Output each entry that follows exactly. Images stay out.

_ _ _ _ _

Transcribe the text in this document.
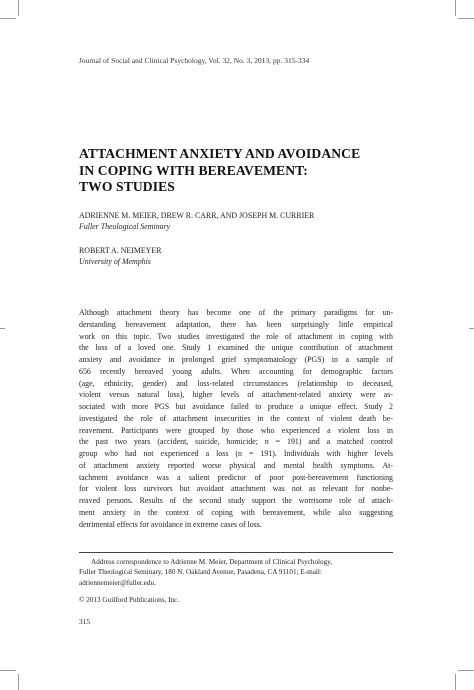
Journal of Social and Clinical Psychology, Vol. 32, No. 3, 2013, pp. 315-334
ATTACHMENT ANXIETY AND AVOIDANCE
IN COPING WITH BEREAVEMENT:
TWO STUDIES
ADRIENNE M. MEIER, DREW R. CARR, AND JOSEPH M. CURRIER
Fuller Theological Seminary
ROBERT A. NEIMEYER
University of Memphis

Although attachment theory has become one of the primary paradigms for un-

derstanding bereavement adaptation, there has been surprisingly little empirical

work on this topic. Two studies investigated the role of attachment in coping with

the loss of a loved one. Study 1 examined the unique contribution of attachment

anxiety and avoidance in prolonged grief symptomatology (PGS) in a sample of

656 recently bereaved young adults. When accounting for demographic factors

(age, ethnicity, gender) and loss-related circumstances (relationship to deceased,

violent versus natural loss), higher levels of attachment-related anxiety were as-

sociated with more PGS but avoidance failed to produce a unique effect. Study 2

investigated the role of attachment insecurities in the context of violent death be-

reavement. Participants were grouped by those who experienced a violent loss in

the past two years (accident, suicide, homicide; n = 191) and a matched control

group who had not experienced a loss (n = 191). Individuals with higher levels

of attachment anxiety reported worse physical and mental health symptoms. At-

tachment avoidance was a salient predictor of poor post-bereavement functioning

for violent loss survivors but avoidant attachment was not as relevant for nonbe-

reaved persons. Results of the second study support the worrisome role of attach-

ment anxiety in the context of coping with bereavement, while also suggesting

detrimental effects for avoidance in extreme cases of loss.

Address correspondence to Adrienne M. Meier, Department of Clinical Psychology,

Fuller Theological Seminary, 180 N. Oakland Avenue, Pasadena, CA 91101; E-mail:

adriennemeier@fuller.edu.

© 2013 Guilford Publications, Inc.
315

_ _ _ _ _

- _Task output_
Transcribe the text in this document.
Journal of Social and Clinical Psychology, Vol. 32, No. 3, 2013, pp. 315-334
ATTACHMENT ANXIETY AND AVOIDANCE
IN COPING WITH BEREAVEMENT:
TWO STUDIES
ADRIENNE M. MEIER, DREW R. CARR, AND JOSEPH M. CURRIER
Fuller Theological Seminary
ROBERT A. NEIMEYER
University of Memphis

Although attachment theory has become one of the primary paradigms for un-

derstanding bereavement adaptation, there has been surprisingly little empirical

work on this topic. Two studies investigated the role of attachment in coping with

the loss of a loved one. Study 1 examined the unique contribution of attachment

anxiety and avoidance in prolonged grief symptomatology (PGS) in a sample of

656 recently bereaved young adults. When accounting for demographic factors

(age, ethnicity, gender) and loss-related circumstances (relationship to deceased,

violent versus natural loss), higher levels of attachment-related anxiety were as-

sociated with more PGS but avoidance failed to produce a unique effect. Study 2

investigated the role of attachment insecurities in the context of violent death be-

reavement. Participants were grouped by those who experienced a violent loss in

the past two years (accident, suicide, homicide; n = 191) and a matched control

group who had not experienced a loss (n = 191). Individuals with higher levels

of attachment anxiety reported worse physical and mental health symptoms. At-

tachment avoidance was a salient predictor of poor post-bereavement functioning

for violent loss survivors but avoidant attachment was not as relevant for nonbe-

reaved persons. Results of the second study support the worrisome role of attach-

ment anxiety in the context of coping with bereavement, while also suggesting

detrimental effects for avoidance in extreme cases of loss.

Address correspondence to Adrienne M. Meier, Department of Clinical Psychology,

Fuller Theological Seminary, 180 N. Oakland Avenue, Pasadena, CA 91101; E-mail:

adriennemeier@fuller.edu.

© 2013 Guilford Publications, Inc.
315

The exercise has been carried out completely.